═══ Source text

Thanks all for the really encouraging replies. We are going to decide 100% on what area we will move to but tbh we are almost decided on the canary islands. If so then i think i will pay for the rosetta stone language software and then get a head start.

If for some reason they went to state school and there wasnt any other kids from the uk would the teacher know a little english to break the barrier slightly?

Matt


----------



## xabiaxica (Jun 23, 2009)

onlyhereonce said:


> Thanks all for the really encouraging replies. We are going to decide 100% on what area we will move to but tbh we are almost decided on the canary islands. If so then i think i will pay for the rosetta stone language software and then get a head start.
> 
> If for some reason they went to state school and there wasnt any other kids from the uk would the teacher know a little english to break the barrier slightly?
> 
> Matt


there should be a teacher in the school who speaks english, because english is taught as a second language from primary age - in fact from age 6 where I live (although here it's the third language)


----------



## onlyhereonce (Feb 10, 2011)

Aah right. That would be good just incase. If say we left the move for 12 months that would give us 12 months of learning the basics and also the kids learning the basics. Doesnt seem half as daunting now.

Matt


----------



## Guest (Mar 27, 2011)

Here's a website I stumbled across that could be a lot of fun for the kids: Spanish Just for Children Here's some printable basics: FREE Printable SPANISH Lessons & Worksheets

There should be a LOT of resources for younger children out of the US. There's a BIG push for Spanish language education there right now, so you should be able to find a bunch of printable/interactive activities without spending the ridiculous sum that Rosetta Stone costs. 

BBC Languages also has some Spanish basics that would be good for you: BBC - Languages - Spanish: All you need to start learning Spanish


----------



## onlyhereonce (Feb 10, 2011)

halydia said:


> Here's a website I stumbled across that could be a lot of fun for the kids: Spanish Just for Children Here's some printable basics: FREE Printable SPANISH Lessons & Worksheets
> 
> There should be a LOT of resources for younger children out of the US. There's a BIG push for Spanish language education there right now, so you should be able to find a bunch of printable/interactive activities without spending the ridiculous sum that Rosetta Stone costs.
> 
> BBC Languages also has some Spanish basics that would be good for you: BBC - Languages - Spanish: All you need to start learning Spanish


Thanks for this!!

Will have a good look at it today.

Matt


----------



## dinnow (Feb 14, 2011)

onlyhereonce said:


> Aah right. That would be good just incase. If say we left the move for 12 months that would give us 12 months of learning the basics and also the kids learning the basics. Doesnt seem half as daunting now.

══════
═══ Extracted records

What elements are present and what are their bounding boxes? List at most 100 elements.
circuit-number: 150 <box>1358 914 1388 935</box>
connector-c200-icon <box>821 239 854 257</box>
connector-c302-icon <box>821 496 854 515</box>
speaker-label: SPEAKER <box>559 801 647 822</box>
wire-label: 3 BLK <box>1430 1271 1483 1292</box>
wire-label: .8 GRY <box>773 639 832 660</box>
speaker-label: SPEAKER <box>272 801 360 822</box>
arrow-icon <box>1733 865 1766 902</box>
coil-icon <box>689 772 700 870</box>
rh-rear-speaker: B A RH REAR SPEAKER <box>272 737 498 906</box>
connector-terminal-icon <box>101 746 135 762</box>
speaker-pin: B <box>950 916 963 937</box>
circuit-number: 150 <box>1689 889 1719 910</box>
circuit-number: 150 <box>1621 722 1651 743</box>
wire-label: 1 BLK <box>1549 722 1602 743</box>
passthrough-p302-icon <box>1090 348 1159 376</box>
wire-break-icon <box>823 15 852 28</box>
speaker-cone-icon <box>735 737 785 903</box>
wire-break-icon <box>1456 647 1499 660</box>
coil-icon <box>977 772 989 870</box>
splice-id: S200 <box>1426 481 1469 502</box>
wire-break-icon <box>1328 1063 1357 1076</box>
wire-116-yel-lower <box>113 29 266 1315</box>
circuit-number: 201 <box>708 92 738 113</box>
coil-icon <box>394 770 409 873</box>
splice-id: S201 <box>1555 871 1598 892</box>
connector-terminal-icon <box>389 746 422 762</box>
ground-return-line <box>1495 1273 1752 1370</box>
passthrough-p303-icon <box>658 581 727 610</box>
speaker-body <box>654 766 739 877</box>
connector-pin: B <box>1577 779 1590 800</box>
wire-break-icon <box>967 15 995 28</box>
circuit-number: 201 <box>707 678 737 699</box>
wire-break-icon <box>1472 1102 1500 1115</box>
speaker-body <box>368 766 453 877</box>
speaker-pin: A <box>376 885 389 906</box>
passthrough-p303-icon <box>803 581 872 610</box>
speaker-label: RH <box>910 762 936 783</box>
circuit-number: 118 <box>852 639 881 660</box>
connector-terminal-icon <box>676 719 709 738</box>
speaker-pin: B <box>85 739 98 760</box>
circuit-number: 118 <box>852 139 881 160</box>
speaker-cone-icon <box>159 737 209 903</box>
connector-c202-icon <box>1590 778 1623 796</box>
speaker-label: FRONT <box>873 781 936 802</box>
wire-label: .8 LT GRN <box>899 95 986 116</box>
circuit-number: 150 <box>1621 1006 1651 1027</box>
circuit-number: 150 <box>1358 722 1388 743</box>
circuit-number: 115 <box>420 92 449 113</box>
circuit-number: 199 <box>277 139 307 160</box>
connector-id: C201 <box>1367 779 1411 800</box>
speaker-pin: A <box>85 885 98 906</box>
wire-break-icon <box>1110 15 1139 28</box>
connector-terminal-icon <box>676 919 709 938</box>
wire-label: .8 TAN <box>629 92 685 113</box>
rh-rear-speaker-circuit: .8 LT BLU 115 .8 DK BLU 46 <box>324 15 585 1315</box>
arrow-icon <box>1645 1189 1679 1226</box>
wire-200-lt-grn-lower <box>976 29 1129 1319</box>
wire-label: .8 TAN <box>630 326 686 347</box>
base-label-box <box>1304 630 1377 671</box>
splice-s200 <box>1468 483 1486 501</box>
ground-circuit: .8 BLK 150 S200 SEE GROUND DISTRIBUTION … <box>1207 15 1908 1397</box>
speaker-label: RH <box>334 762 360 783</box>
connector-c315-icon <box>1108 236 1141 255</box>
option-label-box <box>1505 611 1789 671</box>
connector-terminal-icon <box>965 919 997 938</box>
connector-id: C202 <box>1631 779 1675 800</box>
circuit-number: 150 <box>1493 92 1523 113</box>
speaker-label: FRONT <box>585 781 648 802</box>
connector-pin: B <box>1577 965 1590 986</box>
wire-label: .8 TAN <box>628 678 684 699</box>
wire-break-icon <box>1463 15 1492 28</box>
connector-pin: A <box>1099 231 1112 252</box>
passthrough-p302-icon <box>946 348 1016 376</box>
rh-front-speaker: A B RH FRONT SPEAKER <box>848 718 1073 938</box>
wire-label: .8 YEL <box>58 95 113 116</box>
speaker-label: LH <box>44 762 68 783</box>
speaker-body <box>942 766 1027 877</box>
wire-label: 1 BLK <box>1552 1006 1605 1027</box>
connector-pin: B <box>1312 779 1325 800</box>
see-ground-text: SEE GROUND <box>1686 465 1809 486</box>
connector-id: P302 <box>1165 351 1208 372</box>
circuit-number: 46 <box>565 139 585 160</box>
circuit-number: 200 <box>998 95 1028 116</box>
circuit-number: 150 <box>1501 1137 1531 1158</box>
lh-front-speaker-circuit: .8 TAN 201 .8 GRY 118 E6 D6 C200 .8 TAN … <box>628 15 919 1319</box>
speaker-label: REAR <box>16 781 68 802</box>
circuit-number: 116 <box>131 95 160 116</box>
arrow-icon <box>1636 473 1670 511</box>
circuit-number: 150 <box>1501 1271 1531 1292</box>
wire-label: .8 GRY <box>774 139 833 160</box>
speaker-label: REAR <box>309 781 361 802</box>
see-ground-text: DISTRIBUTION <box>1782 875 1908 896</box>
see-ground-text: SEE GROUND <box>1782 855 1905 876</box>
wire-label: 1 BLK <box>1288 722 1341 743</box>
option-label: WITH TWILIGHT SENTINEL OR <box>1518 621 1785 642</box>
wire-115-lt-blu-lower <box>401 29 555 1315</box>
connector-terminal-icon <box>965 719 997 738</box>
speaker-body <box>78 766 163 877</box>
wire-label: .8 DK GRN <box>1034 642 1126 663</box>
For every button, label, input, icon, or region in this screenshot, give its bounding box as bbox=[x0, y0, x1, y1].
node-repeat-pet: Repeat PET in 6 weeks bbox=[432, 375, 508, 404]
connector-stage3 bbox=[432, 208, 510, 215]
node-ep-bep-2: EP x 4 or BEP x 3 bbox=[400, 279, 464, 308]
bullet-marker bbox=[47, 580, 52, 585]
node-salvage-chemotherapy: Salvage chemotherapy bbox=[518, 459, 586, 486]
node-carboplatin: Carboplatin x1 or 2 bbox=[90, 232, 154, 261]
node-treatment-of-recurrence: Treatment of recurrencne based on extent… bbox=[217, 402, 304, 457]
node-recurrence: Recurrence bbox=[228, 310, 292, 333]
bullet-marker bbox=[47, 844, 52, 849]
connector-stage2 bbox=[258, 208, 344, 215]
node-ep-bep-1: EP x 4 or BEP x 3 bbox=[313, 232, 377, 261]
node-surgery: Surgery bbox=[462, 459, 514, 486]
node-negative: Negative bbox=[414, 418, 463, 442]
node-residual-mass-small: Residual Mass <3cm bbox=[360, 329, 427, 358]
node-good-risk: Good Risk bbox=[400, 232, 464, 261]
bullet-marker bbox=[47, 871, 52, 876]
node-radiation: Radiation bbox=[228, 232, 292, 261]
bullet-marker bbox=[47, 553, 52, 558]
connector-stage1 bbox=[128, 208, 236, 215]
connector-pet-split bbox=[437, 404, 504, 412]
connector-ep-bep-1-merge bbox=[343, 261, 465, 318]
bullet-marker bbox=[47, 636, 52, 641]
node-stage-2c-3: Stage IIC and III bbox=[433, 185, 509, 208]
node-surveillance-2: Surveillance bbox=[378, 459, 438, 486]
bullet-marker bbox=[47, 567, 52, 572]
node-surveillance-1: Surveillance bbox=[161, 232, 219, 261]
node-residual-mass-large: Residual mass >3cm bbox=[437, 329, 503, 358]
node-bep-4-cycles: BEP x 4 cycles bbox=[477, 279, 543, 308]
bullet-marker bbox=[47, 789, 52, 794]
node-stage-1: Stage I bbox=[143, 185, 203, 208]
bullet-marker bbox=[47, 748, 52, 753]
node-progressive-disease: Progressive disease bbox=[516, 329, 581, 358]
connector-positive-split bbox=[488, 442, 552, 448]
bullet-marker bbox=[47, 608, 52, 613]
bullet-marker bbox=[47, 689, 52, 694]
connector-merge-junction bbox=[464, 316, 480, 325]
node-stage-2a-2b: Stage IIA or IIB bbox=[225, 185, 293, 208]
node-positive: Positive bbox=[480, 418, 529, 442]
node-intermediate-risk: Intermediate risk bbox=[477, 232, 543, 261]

══════

**Problems and tasks:**
A: List each distinct date shown in the post headers of the forum thread.
B: Reproduce the passage of the forum thread between "there should be a teacher" and "the third language)", inclusive.
The records are separate material, apart from the forum thread.

**Task answers:**
A:
Jun 23, 2009
Feb 10, 2011
Mar 27, 2011
Feb 14, 2011

B:
there should be a teacher in the school who speaks english, because english is taught as a second language from primary age - in fact from age 6 where I live (although here it's the third language)